§ Dataset entries

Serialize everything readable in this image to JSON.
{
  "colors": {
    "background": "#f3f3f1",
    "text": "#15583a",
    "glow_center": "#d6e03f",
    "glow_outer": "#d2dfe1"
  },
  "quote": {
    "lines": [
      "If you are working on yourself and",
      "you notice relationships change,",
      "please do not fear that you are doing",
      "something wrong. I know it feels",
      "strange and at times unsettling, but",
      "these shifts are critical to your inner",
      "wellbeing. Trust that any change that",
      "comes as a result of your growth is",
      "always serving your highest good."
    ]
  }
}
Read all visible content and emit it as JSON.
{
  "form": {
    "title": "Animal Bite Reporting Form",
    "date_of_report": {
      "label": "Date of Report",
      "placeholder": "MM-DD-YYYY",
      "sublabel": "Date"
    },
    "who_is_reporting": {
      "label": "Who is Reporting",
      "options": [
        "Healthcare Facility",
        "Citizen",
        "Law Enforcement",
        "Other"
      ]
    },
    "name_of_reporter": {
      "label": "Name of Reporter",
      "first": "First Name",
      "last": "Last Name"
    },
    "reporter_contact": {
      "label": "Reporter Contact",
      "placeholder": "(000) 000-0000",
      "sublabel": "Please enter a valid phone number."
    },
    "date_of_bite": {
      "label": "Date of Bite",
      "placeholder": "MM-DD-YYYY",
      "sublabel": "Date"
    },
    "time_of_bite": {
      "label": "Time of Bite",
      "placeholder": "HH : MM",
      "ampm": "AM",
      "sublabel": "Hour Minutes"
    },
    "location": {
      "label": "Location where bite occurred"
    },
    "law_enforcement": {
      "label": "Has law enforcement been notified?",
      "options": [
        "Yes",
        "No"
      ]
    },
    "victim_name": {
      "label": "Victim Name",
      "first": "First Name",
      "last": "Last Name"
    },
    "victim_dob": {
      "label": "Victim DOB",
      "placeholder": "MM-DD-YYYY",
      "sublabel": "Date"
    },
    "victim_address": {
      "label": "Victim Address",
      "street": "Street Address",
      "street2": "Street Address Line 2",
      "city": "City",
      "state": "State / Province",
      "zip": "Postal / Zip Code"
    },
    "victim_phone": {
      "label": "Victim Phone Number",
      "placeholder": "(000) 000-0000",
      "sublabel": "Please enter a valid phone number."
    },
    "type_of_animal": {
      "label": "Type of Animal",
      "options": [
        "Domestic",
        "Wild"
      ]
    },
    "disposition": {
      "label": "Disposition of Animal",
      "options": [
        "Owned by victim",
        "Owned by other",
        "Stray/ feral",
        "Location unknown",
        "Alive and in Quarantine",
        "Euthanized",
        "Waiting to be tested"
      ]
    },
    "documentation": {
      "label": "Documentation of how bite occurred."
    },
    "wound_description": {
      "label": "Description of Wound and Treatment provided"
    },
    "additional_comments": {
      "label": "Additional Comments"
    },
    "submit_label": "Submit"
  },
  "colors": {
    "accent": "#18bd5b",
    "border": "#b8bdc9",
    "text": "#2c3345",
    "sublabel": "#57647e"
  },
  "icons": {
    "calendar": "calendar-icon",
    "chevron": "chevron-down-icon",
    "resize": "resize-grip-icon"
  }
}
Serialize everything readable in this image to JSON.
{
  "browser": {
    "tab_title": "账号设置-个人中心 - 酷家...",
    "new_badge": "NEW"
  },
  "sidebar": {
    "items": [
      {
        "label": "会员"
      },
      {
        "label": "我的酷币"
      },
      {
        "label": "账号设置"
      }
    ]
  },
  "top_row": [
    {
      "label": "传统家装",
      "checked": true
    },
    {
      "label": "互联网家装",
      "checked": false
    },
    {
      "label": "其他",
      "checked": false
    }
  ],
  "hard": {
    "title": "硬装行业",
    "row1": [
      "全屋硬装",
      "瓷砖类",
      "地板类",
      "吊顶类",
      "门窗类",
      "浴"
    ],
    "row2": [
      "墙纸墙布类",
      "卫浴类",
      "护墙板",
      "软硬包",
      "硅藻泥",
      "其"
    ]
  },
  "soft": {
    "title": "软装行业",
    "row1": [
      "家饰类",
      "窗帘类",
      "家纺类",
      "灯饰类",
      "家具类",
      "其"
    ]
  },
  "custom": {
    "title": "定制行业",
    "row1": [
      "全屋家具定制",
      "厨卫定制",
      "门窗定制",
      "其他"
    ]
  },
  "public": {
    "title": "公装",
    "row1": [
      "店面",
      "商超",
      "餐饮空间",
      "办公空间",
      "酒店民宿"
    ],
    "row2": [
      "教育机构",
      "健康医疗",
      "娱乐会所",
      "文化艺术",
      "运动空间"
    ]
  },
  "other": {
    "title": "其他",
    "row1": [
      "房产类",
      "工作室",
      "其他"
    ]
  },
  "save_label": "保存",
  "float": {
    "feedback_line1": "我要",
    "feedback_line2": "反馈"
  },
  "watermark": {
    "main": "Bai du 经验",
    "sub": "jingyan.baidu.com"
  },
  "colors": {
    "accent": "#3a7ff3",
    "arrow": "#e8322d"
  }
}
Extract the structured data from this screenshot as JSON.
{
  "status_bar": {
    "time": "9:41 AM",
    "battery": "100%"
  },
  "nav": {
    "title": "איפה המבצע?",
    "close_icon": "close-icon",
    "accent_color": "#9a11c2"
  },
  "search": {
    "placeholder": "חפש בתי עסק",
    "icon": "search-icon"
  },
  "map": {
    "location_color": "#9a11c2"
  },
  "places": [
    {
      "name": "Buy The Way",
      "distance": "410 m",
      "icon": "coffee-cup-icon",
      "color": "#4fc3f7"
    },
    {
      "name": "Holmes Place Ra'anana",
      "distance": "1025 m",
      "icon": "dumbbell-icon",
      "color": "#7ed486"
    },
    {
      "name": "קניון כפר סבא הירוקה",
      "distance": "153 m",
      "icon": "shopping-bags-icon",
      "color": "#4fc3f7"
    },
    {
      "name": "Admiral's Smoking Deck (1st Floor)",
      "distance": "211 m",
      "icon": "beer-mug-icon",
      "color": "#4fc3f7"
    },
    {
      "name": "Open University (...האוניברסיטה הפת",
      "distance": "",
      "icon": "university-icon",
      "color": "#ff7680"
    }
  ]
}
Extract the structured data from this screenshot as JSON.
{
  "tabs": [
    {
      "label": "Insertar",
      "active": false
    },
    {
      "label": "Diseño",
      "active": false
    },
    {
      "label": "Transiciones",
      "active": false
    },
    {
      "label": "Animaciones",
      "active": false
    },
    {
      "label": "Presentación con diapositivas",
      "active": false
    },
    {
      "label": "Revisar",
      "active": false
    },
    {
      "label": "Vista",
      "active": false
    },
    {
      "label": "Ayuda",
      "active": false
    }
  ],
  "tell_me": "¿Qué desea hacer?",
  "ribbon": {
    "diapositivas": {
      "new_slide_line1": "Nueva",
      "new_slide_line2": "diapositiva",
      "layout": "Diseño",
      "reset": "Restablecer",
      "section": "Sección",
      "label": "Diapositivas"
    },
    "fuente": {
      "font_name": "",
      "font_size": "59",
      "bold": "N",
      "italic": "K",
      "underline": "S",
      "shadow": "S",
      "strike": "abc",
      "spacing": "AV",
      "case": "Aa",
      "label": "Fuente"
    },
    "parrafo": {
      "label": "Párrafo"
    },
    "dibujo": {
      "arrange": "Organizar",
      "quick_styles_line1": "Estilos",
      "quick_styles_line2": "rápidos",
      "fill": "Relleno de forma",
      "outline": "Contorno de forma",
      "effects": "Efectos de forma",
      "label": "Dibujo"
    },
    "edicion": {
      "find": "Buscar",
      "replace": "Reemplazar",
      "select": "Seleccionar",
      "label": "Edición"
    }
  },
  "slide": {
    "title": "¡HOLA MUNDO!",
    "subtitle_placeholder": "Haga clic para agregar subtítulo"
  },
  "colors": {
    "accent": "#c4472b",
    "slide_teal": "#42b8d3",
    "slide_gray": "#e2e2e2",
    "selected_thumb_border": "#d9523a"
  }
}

§ What to produce
How many lines in the listing above contain the string "occurred"? Answer with the number only.

§ Task result
2